- **SUPPLIED DATA**
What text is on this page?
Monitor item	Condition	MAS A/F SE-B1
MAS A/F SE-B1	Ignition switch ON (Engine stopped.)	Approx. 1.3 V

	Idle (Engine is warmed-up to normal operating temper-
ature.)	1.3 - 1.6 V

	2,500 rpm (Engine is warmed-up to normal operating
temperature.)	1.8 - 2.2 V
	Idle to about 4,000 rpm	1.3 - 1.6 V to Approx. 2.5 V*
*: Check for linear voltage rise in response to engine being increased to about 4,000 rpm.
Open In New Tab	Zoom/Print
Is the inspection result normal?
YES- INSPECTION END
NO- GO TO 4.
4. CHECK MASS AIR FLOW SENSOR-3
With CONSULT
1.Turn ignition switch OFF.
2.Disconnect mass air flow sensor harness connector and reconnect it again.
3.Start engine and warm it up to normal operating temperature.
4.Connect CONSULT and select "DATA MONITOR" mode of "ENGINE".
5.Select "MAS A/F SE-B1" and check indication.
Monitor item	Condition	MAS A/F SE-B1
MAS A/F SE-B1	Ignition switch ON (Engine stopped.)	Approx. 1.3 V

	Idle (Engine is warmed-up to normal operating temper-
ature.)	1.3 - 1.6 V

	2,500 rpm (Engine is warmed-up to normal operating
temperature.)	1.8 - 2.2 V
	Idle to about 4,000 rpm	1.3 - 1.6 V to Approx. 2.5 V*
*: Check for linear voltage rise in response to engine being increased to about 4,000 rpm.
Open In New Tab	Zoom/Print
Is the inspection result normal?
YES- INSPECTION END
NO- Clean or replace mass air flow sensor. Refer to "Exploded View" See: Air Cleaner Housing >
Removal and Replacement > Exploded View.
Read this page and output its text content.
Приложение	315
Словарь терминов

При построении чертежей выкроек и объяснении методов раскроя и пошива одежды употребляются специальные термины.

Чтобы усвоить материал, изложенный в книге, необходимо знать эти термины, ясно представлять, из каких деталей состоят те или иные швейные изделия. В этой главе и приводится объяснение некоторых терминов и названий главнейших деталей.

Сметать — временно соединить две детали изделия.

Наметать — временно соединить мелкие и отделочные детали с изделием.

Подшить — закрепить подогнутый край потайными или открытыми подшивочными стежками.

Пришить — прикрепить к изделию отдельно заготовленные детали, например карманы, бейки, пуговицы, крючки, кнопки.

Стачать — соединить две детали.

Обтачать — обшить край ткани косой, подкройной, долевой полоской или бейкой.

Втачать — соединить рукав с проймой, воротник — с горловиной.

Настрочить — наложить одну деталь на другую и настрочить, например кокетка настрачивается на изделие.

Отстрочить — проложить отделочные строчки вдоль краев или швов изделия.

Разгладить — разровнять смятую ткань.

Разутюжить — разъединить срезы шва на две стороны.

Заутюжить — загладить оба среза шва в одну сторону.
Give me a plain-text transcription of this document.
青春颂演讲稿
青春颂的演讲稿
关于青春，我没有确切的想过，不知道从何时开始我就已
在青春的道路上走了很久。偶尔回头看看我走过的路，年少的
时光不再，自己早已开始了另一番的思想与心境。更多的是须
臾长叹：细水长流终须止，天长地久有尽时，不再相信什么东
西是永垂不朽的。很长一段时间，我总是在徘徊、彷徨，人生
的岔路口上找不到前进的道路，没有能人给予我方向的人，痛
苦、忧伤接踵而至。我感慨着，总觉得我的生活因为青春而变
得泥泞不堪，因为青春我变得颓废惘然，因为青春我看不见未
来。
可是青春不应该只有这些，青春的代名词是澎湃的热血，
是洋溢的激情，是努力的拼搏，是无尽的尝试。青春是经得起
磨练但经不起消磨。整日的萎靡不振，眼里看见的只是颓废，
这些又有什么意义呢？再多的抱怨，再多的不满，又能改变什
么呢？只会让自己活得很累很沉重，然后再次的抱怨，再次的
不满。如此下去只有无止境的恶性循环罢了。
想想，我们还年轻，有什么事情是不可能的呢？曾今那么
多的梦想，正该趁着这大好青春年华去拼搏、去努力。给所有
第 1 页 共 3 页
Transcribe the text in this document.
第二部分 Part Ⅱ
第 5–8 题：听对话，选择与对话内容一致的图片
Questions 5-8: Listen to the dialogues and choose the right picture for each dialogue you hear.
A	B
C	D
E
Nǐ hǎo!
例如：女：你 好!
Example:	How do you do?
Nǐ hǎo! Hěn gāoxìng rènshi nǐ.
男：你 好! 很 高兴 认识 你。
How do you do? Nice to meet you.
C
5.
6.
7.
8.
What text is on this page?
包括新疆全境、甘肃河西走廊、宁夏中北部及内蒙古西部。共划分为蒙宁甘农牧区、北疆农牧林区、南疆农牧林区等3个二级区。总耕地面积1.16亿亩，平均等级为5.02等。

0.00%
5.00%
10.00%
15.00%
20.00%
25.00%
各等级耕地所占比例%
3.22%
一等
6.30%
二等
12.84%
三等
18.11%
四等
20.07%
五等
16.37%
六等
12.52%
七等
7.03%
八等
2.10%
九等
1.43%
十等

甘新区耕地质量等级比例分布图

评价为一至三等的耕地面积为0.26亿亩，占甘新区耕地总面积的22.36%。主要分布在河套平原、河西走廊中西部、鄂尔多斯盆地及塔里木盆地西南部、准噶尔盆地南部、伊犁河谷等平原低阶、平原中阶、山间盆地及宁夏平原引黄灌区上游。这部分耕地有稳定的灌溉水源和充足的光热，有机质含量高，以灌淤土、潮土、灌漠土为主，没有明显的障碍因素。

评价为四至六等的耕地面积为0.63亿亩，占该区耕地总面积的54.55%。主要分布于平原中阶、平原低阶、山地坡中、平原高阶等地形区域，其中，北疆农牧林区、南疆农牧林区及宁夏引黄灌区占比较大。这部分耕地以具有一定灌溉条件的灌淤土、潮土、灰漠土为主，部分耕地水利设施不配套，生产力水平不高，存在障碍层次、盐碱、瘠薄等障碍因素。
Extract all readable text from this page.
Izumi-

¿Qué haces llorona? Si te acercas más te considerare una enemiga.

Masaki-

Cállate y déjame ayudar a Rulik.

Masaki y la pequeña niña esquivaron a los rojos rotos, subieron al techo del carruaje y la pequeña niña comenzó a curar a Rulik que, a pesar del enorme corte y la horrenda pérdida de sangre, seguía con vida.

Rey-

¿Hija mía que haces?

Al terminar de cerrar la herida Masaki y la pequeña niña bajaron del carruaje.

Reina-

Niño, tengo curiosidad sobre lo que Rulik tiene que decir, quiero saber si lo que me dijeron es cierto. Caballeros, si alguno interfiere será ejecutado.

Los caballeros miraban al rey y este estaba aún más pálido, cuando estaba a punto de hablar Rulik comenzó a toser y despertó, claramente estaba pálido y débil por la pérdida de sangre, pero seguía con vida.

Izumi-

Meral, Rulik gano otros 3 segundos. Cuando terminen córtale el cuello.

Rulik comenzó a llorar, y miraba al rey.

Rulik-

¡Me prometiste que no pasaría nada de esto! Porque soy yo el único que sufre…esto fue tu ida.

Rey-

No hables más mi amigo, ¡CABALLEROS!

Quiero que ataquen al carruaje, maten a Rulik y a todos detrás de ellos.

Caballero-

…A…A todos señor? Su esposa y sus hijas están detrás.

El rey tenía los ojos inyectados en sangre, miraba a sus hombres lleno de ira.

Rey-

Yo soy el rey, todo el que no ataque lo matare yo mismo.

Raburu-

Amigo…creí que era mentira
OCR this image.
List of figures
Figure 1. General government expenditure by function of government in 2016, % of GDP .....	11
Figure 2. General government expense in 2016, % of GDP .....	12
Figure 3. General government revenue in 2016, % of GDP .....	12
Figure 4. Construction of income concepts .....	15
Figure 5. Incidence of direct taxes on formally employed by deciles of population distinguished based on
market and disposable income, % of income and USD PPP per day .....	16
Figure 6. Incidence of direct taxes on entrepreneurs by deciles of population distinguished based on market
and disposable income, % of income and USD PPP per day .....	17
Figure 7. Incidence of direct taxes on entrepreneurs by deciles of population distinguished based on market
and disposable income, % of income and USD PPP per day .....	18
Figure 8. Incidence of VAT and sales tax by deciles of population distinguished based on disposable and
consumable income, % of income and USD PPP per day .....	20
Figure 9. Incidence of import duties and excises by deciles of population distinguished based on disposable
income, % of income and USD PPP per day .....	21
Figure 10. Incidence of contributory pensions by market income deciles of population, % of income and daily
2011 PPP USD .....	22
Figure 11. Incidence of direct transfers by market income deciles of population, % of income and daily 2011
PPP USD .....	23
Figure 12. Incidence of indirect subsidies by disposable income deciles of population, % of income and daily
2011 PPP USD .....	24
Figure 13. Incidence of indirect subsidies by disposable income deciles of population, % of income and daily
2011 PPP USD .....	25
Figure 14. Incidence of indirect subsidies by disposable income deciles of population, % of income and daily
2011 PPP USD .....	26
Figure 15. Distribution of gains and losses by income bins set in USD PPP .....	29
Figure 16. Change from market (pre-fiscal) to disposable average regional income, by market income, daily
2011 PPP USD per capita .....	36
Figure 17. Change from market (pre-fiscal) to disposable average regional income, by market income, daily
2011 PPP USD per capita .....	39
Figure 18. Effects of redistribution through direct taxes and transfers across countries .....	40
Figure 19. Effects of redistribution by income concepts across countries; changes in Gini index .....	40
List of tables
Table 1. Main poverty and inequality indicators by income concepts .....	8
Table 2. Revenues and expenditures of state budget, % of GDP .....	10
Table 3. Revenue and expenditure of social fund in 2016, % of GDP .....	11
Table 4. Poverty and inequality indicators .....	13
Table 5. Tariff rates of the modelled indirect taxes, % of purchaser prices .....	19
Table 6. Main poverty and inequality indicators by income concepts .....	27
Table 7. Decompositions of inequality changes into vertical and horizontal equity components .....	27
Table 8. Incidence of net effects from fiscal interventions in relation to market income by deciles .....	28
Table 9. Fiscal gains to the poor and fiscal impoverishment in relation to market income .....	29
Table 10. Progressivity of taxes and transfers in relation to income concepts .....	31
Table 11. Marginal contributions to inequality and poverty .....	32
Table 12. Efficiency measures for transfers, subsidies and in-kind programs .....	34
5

- **INSTRUCTIONS TO FOLLOW**
Gather all lines with the string "regional" from the data.

- **EXERCISE ANSWER**
Figure 16. Change from market (pre-fiscal) to disposable average regional income, by market income, daily
Figure 17. Change from market (pre-fiscal) to disposable average regional income, by market income, daily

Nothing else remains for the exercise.